• **Provided information**:
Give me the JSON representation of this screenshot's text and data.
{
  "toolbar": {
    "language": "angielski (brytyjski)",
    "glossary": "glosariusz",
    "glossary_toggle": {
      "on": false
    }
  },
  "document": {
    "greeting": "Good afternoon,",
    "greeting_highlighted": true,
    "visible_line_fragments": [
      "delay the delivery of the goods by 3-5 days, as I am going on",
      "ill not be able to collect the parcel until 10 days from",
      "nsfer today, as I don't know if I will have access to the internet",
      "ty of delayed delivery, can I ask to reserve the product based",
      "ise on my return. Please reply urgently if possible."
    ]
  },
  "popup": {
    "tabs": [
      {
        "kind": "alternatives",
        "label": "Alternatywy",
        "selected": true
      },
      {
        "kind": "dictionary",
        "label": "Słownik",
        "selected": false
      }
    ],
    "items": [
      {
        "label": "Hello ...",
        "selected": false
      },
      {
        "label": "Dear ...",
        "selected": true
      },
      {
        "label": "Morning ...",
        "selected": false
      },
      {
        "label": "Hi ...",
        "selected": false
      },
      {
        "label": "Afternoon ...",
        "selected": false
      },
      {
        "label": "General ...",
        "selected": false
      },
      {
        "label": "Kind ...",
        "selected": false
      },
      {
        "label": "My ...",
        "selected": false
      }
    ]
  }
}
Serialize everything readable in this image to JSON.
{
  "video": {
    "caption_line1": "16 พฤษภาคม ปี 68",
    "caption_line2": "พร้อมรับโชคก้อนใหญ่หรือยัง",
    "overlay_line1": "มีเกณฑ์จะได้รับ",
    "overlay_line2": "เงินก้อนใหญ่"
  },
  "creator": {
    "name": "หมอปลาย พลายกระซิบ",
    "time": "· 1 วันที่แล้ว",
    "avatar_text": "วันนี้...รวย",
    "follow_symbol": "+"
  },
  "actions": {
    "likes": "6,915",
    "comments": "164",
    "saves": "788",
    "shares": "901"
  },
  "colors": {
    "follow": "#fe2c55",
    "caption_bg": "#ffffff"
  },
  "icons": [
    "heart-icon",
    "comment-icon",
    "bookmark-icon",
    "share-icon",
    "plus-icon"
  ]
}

• **What is asked**: Determine the number of lines in the entries above where the string "label" appears. Answer with the number alone.

• **Written solution**: 10